▸ Problem a
Copy out the lines of the listing exactly, starting at the line that contains "178, 65, 192]" and ending at the line that contains "484, 969, 499]", both included.

▸ Excerpted passage
○ ○ ○ ○ ○ ○ ○

The burning begins the learning.Varanasi, India, March 2008
I have come here, like all the other pilgrims, seeking something I lost so long ago; my inner eye is beginning to forget its shape. This is my first time in India, but I wind my way through the alleys of Varanasi like I’ve always lived here: dodging rickshaws, Brahma cattle, groups of shouting children, chai-wallahs, beggars and piles of dog shit. My limbic system thrums to the scent of fresh naan, aloo and incense, mingled with rotting bodies and human waste and pungent sweat. I round a sudden corner and all of it fades to a background roar as I find myself brought to a halt on the banks of Mother Ganges.
She is broad, dirty, green-backed. The air around her is preternaturally still, the setting sun transformed to a supernova behind her. There is no question that she rules this place. There is no question that she is old as the world; older than that. I am smitten, struck dumb, a child before her.

○ ○ ○ ○ ○ ○ ○

▸ The records
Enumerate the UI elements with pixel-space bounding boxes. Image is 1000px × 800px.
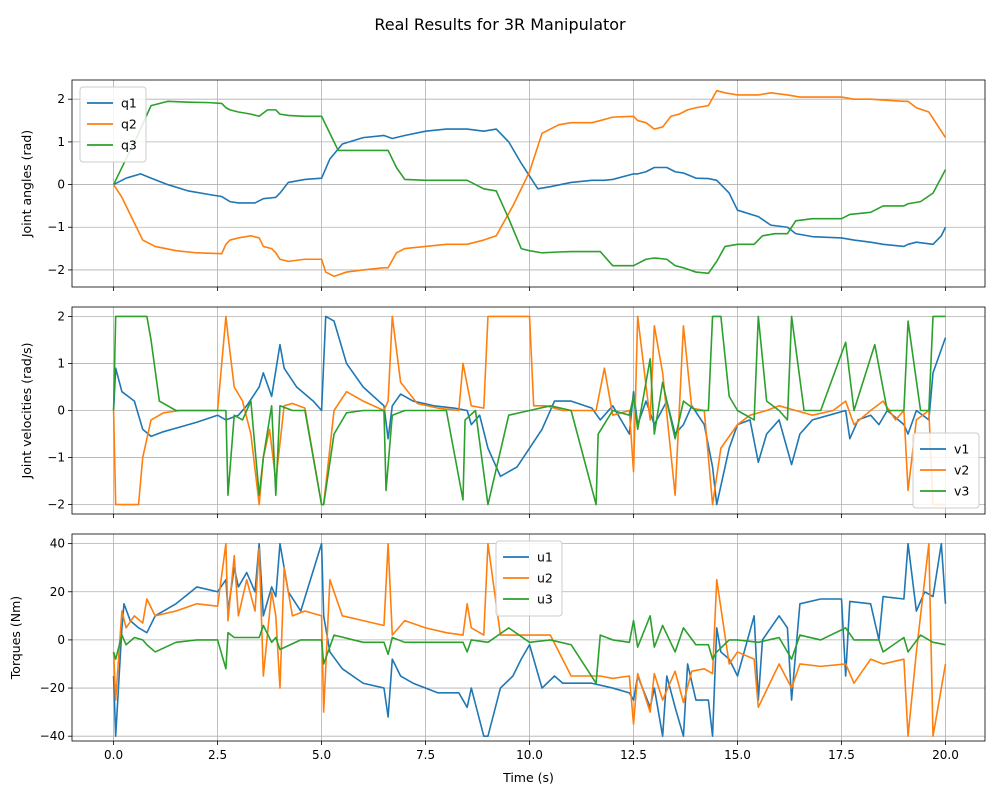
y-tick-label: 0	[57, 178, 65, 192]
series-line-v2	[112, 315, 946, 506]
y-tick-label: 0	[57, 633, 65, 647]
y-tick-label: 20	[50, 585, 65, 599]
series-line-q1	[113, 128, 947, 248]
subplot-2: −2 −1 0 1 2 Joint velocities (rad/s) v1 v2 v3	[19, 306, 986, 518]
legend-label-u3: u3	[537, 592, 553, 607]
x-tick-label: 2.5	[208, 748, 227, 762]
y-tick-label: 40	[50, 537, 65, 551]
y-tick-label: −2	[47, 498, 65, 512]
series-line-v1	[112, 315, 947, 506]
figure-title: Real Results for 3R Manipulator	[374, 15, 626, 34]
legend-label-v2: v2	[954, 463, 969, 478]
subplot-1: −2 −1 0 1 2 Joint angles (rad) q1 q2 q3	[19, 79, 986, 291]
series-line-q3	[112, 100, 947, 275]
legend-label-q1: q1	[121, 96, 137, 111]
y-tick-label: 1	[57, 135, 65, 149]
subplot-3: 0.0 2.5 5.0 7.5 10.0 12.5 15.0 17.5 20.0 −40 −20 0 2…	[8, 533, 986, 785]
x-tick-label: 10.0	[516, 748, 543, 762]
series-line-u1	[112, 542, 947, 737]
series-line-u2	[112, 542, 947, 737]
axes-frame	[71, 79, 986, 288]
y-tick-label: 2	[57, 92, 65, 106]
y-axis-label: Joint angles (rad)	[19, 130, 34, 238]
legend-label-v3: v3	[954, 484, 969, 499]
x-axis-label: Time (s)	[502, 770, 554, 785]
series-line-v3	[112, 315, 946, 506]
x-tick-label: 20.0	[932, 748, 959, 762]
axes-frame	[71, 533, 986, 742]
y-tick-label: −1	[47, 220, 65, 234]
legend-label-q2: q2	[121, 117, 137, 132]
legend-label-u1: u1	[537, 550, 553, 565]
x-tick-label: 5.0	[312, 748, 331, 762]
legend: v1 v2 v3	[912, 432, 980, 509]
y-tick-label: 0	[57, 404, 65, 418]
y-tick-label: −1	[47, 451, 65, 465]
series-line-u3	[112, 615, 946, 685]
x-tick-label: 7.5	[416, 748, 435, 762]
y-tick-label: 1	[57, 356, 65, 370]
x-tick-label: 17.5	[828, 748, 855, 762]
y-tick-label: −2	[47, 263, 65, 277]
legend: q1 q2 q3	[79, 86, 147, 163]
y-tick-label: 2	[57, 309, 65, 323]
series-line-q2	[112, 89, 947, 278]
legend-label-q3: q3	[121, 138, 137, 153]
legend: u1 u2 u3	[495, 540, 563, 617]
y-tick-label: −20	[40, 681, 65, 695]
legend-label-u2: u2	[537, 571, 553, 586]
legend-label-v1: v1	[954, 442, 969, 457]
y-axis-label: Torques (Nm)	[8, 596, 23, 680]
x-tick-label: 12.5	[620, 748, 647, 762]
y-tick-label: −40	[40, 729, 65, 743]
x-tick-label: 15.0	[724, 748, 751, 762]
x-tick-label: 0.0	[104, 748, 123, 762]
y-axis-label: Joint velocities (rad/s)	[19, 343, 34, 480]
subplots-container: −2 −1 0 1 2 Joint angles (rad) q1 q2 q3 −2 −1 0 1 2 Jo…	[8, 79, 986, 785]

○ ○ ○ ○ ○ ○ ○

▸ Problem b
Reproduce the Varanasi passage word for word, in full.

▸ Written response a
y-tick-label: 0	[57, 178, 65, 192]
series-line-v2	[112, 315, 946, 506]
y-tick-label: 0	[57, 633, 65, 647]
y-tick-label: 20	[50, 585, 65, 599]
series-line-q1	[113, 128, 947, 248]
subplot-2: −2 −1 0 1 2 Joint velocities (rad/s) v1 v2 v3	[19, 306, 986, 518]
legend-label-u3: u3	[537, 592, 553, 607]
x-tick-label: 2.5	[208, 748, 227, 762]
y-tick-label: 40	[50, 537, 65, 551]
y-tick-label: −2	[47, 498, 65, 512]
series-line-v1	[112, 315, 947, 506]
figure-title: Real Results for 3R Manipulator	[374, 15, 626, 34]
legend-label-v2: v2	[954, 463, 969, 478]
subplot-1: −2 −1 0 1 2 Joint angles (rad) q1 q2 q3	[19, 79, 986, 291]
series-line-q3	[112, 100, 947, 275]
legend-label-q1: q1	[121, 96, 137, 111]
y-tick-label: 1	[57, 135, 65, 149]
subplot-3: 0.0 2.5 5.0 7.5 10.0 12.5 15.0 17.5 20.0 −40 −20 0 2…	[8, 533, 986, 785]
x-tick-label: 10.0	[516, 748, 543, 762]
series-line-u1	[112, 542, 947, 737]
series-line-u2	[112, 542, 947, 737]
axes-frame	[71, 79, 986, 288]
y-tick-label: 2	[57, 92, 65, 106]
y-axis-label: Joint angles (rad)	[19, 130, 34, 238]
legend-label-v3: v3	[954, 484, 969, 499]

▸ Written response b
The burning begins the learning.Varanasi, India, March 2008
I have come here, like all the other pilgrims, seeking something I lost so long ago; my inner eye is beginning to forget its shape. This is my first time in India, but I wind my way through the alleys of Varanasi like I’ve always lived here: dodging rickshaws, Brahma cattle, groups of shouting children, chai-wallahs, beggars and piles of dog shit. My limbic system thrums to the scent of fresh naan, aloo and incense, mingled with rotting bodies and human waste and pungent sweat. I round a sudden corner and all of it fades to a background roar as I find myself brought to a halt on the banks of Mother Ganges.
She is broad, dirty, green-backed. The air around her is preternaturally still, the setting sun transformed to a supernova behind her. There is no question that she rules this place. There is no question that she is old as the world; older than that. I am smitten, struck dumb, a child before her.